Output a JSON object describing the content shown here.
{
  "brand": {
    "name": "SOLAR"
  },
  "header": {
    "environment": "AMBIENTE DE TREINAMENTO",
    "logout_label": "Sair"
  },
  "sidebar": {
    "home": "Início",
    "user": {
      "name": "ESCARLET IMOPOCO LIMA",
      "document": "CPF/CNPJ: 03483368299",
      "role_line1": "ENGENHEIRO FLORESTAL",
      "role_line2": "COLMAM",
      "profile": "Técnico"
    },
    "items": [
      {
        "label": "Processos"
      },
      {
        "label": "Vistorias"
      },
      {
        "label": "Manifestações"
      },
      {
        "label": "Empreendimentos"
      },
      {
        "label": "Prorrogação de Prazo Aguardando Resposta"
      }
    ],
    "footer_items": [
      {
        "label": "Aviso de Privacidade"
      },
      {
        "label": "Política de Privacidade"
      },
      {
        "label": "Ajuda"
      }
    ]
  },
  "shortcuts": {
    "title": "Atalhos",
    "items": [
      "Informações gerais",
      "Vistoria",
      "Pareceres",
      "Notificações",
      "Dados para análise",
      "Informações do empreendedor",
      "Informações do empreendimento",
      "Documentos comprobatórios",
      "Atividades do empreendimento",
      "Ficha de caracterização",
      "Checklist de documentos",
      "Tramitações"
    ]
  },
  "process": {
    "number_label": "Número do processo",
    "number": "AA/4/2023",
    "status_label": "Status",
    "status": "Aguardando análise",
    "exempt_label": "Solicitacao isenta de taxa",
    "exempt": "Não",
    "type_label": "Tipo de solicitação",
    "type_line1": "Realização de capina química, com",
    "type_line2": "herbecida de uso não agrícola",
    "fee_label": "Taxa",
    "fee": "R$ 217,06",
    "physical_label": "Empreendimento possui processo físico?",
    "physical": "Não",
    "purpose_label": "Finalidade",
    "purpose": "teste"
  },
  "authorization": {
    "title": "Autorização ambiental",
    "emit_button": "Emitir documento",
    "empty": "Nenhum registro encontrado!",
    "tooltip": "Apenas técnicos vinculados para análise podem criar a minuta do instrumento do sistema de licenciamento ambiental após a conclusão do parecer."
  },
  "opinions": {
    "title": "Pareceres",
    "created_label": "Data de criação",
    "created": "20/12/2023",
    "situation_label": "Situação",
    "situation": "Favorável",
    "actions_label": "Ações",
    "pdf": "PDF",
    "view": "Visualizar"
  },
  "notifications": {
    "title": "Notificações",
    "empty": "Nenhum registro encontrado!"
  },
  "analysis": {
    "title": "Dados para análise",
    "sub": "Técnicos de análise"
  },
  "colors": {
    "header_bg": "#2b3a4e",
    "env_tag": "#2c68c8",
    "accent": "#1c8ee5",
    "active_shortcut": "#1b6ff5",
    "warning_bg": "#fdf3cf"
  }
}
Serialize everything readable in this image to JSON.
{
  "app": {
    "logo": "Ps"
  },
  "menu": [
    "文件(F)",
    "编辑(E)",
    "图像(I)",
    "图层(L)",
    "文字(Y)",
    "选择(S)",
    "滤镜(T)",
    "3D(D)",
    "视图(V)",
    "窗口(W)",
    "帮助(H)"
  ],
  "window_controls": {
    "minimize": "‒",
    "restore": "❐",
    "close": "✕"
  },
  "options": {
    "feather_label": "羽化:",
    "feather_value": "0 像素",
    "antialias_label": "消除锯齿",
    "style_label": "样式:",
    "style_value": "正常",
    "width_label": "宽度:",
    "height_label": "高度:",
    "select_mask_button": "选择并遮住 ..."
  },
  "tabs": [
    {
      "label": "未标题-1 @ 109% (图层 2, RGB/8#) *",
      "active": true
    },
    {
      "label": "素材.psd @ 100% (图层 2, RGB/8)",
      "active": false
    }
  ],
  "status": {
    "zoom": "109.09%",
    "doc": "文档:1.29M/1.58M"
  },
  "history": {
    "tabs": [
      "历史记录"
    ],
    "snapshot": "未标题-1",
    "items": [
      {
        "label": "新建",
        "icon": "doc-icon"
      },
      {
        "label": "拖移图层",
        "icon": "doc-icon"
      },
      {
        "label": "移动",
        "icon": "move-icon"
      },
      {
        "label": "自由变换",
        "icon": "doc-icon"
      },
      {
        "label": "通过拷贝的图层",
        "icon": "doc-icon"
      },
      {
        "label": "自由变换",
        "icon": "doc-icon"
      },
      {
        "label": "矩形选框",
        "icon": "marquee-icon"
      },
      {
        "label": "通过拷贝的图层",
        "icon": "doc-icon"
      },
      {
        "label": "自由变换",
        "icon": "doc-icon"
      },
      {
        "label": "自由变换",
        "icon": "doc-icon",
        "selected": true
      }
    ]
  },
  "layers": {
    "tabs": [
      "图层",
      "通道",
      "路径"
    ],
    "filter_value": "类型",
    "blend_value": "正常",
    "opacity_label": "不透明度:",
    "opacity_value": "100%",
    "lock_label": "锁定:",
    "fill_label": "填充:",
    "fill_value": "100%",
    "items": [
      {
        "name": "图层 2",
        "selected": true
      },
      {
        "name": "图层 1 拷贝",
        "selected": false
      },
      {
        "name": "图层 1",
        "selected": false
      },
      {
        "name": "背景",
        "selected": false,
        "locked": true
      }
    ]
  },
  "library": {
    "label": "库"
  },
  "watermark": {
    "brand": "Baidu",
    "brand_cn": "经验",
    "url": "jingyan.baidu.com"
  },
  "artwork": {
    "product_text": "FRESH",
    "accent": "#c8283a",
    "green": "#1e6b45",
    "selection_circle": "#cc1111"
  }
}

....

Repeat each record exactly. Omit nothing.

Output a JSON object describing the content shown here.
{
  "brand": {
    "name": "SOLAR"
  },
  "header": {
    "environment": "AMBIENTE DE TREINAMENTO",
    "logout_label": "Sair"
  },
  "sidebar": {
    "home": "Início",
    "user": {
      "name": "ESCARLET IMOPOCO LIMA",
      "document": "CPF/CNPJ: 03483368299",
      "role_line1": "ENGENHEIRO FLORESTAL",
      "role_line2": "COLMAM",
      "profile": "Técnico"
    },
    "items": [
      {
        "label": "Processos"
      },
      {
        "label": "Vistorias"
      },
      {
        "label": "Manifestações"
      },
      {
        "label": "Empreendimentos"
      },
      {
        "label": "Prorrogação de Prazo Aguardando Resposta"
      }
    ],
    "footer_items": [
      {
        "label": "Aviso de Privacidade"
      },
      {
        "label": "Política de Privacidade"
      },
      {
        "label": "Ajuda"
      }
    ]
  },
  "shortcuts": {
    "title": "Atalhos",
    "items": [
      "Informações gerais",
      "Vistoria",
      "Pareceres",
      "Notificações",
      "Dados para análise",
      "Informações do empreendedor",
      "Informações do empreendimento",
      "Documentos comprobatórios",
      "Atividades do empreendimento",
      "Ficha de caracterização",
      "Checklist de documentos",
      "Tramitações"
    ]
  },
  "process": {
    "number_label": "Número do processo",
    "number": "AA/4/2023",
    "status_label": "Status",
    "status": "Aguardando análise",
    "exempt_label": "Solicitacao isenta de taxa",
    "exempt": "Não",
    "type_label": "Tipo de solicitação",
    "type_line1": "Realização de capina química, com",
    "type_line2": "herbecida de uso não agrícola",
    "fee_label": "Taxa",
    "fee": "R$ 217,06",
    "physical_label": "Empreendimento possui processo físico?",
    "physical": "Não",
    "purpose_label": "Finalidade",
    "purpose": "teste"
  },
  "authorization": {
    "title": "Autorização ambiental",
    "emit_button": "Emitir documento",
    "empty": "Nenhum registro encontrado!",
    "tooltip": "Apenas técnicos vinculados para análise podem criar a minuta do instrumento do sistema de licenciamento ambiental após a conclusão do parecer."
  },
  "opinions": {
    "title": "Pareceres",
    "created_label": "Data de criação",
    "created": "20/12/2023",
    "situation_label": "Situação",
    "situation": "Favorável",
    "actions_label": "Ações",
    "pdf": "PDF",
    "view": "Visualizar"
  },
  "notifications": {
    "title": "Notificações",
    "empty": "Nenhum registro encontrado!"
  },
  "analysis": {
    "title": "Dados para análise",
    "sub": "Técnicos de análise"
  },
  "colors": {
    "header_bg": "#2b3a4e",
    "env_tag": "#2c68c8",
    "accent": "#1c8ee5",
    "active_shortcut": "#1b6ff5",
    "warning_bg": "#fdf3cf"
  }
}
Serialize everything readable in this image to JSON.
{
  "app": {
    "logo": "Ps"
  },
  "menu": [
    "文件(F)",
    "编辑(E)",
    "图像(I)",
    "图层(L)",
    "文字(Y)",
    "选择(S)",
    "滤镜(T)",
    "3D(D)",
    "视图(V)",
    "窗口(W)",
    "帮助(H)"
  ],
  "window_controls": {
    "minimize": "‒",
    "restore": "❐",
    "close": "✕"
  },
  "options": {
    "feather_label": "羽化:",
    "feather_value": "0 像素",
    "antialias_label": "消除锯齿",
    "style_label": "样式:",
    "style_value": "正常",
    "width_label": "宽度:",
    "height_label": "高度:",
    "select_mask_button": "选择并遮住 ..."
  },
  "tabs": [
    {
      "label": "未标题-1 @ 109% (图层 2, RGB/8#) *",
      "active": true
    },
    {
      "label": "素材.psd @ 100% (图层 2, RGB/8)",
      "active": false
    }
  ],
  "status": {
    "zoom": "109.09%",
    "doc": "文档:1.29M/1.58M"
  },
  "history": {
    "tabs": [
      "历史记录"
    ],
    "snapshot": "未标题-1",
    "items": [
      {
        "label": "新建",
        "icon": "doc-icon"
      },
      {
        "label": "拖移图层",
        "icon": "doc-icon"
      },
      {
        "label": "移动",
        "icon": "move-icon"
      },
      {
        "label": "自由变换",
        "icon": "doc-icon"
      },
      {
        "label": "通过拷贝的图层",
        "icon": "doc-icon"
      },
      {
        "label": "自由变换",
        "icon": "doc-icon"
      },
      {
        "label": "矩形选框",
        "icon": "marquee-icon"
      },
      {
        "label": "通过拷贝的图层",
        "icon": "doc-icon"
      },
      {
        "label": "自由变换",
        "icon": "doc-icon"
      },
      {
        "label": "自由变换",
        "icon": "doc-icon",
        "selected": true
      }
    ]
  },
  "layers": {
    "tabs": [
      "图层",
      "通道",
      "路径"
    ],
    "filter_value": "类型",
    "blend_value": "正常",
    "opacity_label": "不透明度:",
    "opacity_value": "100%",
    "lock_label": "锁定:",
    "fill_label": "填充:",
    "fill_value": "100%",
    "items": [
      {
        "name": "图层 2",
        "selected": true
      },
      {
        "name": "图层 1 拷贝",
        "selected": false
      },
      {
        "name": "图层 1",
        "selected": false
      },
      {
        "name": "背景",
        "selected": false,
        "locked": true
      }
    ]
  },
  "library": {
    "label": "库"
  },
  "watermark": {
    "brand": "Baidu",
    "brand_cn": "经验",
    "url": "jingyan.baidu.com"
  },
  "artwork": {
    "product_text": "FRESH",
    "accent": "#c8283a",
    "green": "#1e6b45",
    "selection_circle": "#cc1111"
  }
}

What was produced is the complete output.